STATED GOAL
Give the number of lines containing "Bond" in this listing, with no other words.

───── EXERCISE INPUTS

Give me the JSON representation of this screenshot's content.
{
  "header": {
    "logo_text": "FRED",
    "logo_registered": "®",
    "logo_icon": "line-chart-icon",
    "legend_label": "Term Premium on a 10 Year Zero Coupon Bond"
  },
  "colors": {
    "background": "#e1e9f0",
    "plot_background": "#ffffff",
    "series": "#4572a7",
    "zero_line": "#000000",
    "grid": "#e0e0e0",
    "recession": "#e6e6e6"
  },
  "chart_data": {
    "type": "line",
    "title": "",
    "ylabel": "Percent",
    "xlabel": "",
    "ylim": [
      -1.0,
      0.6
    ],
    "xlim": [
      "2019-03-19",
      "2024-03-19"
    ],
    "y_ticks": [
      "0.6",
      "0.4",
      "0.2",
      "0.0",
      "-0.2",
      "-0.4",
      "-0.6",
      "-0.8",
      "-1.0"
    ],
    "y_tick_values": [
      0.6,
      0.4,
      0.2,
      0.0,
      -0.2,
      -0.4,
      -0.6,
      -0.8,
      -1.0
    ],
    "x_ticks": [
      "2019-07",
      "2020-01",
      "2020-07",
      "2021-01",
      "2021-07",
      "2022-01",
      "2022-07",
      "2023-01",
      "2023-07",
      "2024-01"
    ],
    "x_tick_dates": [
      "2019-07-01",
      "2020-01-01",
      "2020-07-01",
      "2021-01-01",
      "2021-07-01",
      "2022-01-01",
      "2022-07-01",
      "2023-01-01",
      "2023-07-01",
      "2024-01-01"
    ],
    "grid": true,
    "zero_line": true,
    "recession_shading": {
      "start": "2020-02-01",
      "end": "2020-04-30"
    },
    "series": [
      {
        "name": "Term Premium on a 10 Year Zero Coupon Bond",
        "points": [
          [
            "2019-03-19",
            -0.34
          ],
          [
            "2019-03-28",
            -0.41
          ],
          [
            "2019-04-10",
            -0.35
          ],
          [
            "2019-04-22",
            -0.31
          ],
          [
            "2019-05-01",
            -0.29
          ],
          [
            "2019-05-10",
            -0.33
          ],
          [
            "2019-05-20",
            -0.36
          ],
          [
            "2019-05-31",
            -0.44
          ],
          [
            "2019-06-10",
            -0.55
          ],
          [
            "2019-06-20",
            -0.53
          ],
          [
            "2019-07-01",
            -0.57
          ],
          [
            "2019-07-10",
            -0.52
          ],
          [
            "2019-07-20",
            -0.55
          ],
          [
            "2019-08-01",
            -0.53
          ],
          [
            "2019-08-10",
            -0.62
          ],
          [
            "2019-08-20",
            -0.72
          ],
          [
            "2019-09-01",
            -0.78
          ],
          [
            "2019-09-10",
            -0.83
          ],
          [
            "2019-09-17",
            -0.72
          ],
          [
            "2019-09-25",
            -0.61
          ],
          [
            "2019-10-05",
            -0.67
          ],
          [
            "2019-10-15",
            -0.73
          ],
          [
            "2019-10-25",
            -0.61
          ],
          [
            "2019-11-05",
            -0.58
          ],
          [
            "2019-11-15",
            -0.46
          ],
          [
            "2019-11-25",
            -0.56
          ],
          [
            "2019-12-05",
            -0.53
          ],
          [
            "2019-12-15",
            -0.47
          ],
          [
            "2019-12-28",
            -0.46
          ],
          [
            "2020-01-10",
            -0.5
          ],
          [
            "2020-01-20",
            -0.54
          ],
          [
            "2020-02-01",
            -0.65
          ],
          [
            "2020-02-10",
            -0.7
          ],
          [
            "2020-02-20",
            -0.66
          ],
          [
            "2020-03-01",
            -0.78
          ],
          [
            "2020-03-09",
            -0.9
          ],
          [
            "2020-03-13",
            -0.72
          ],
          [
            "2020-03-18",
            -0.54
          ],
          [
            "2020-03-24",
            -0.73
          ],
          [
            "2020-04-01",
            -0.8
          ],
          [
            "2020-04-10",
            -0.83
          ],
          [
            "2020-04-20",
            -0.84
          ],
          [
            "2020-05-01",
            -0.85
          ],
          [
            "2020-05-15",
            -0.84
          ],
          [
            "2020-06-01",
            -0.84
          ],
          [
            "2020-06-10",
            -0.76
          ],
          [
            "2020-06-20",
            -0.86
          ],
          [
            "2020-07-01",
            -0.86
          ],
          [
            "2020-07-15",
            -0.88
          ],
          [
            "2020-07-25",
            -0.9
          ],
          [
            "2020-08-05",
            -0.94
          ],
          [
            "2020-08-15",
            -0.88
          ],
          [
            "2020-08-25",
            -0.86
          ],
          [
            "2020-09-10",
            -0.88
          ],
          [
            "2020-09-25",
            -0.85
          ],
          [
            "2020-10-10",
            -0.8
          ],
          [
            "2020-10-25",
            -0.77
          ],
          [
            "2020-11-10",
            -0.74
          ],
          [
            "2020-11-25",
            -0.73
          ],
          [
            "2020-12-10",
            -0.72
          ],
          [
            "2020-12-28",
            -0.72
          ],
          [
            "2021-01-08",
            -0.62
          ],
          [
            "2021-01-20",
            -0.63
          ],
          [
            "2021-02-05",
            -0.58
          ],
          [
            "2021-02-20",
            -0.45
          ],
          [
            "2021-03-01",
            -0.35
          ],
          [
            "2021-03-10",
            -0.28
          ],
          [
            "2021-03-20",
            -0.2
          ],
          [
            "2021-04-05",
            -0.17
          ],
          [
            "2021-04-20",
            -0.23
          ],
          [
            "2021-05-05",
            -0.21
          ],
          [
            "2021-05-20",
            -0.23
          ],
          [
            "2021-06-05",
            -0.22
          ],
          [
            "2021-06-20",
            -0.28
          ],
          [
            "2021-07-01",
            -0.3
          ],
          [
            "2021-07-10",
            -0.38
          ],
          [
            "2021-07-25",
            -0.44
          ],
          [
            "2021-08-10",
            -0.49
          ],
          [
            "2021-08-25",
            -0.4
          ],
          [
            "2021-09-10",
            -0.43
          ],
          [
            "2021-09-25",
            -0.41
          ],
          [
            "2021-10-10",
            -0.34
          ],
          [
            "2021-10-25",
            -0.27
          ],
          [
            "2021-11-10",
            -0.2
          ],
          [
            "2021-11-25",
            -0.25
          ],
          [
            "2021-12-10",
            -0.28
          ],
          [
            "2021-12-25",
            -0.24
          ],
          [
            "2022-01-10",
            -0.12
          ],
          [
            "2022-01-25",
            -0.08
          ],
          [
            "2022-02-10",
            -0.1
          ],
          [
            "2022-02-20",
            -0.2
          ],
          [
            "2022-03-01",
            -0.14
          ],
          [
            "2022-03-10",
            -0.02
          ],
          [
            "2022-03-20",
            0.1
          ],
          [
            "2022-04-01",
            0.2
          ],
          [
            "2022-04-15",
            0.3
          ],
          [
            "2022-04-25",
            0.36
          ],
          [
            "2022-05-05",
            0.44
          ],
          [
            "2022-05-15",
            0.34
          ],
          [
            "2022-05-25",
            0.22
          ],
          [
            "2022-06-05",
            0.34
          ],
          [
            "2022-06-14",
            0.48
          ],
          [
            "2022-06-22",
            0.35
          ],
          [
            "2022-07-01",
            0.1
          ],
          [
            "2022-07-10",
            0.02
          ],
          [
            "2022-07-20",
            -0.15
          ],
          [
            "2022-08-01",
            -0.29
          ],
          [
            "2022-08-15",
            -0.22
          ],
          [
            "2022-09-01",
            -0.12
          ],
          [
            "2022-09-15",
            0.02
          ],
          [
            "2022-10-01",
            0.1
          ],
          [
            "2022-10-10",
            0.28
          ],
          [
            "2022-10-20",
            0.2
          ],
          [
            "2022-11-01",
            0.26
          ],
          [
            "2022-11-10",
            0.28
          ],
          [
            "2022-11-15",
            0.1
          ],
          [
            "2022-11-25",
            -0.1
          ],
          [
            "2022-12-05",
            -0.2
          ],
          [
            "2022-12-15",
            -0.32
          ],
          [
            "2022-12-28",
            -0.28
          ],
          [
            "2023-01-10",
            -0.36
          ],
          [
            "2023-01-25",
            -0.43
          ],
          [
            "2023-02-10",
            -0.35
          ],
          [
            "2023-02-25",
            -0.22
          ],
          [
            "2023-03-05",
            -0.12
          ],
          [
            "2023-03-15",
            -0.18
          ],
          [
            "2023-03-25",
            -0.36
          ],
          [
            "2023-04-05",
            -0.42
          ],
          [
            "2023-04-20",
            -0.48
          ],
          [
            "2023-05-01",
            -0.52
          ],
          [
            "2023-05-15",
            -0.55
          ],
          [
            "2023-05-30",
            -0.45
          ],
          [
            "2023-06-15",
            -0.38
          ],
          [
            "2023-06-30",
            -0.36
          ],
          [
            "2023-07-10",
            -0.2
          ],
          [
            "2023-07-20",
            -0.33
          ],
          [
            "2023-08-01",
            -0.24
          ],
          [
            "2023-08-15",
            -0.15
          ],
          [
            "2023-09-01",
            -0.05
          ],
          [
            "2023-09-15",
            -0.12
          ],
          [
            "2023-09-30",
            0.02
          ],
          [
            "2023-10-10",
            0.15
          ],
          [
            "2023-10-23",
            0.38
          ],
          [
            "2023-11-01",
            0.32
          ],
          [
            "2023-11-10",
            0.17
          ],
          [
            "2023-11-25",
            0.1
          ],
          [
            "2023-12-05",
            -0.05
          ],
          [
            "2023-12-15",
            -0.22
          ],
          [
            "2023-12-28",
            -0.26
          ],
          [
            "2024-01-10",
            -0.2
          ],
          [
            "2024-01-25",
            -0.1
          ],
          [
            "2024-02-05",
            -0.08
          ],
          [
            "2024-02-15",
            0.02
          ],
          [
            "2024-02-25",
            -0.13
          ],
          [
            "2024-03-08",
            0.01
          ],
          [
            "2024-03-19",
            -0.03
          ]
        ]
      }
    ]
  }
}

──────────

WRITTEN SOLUTION
2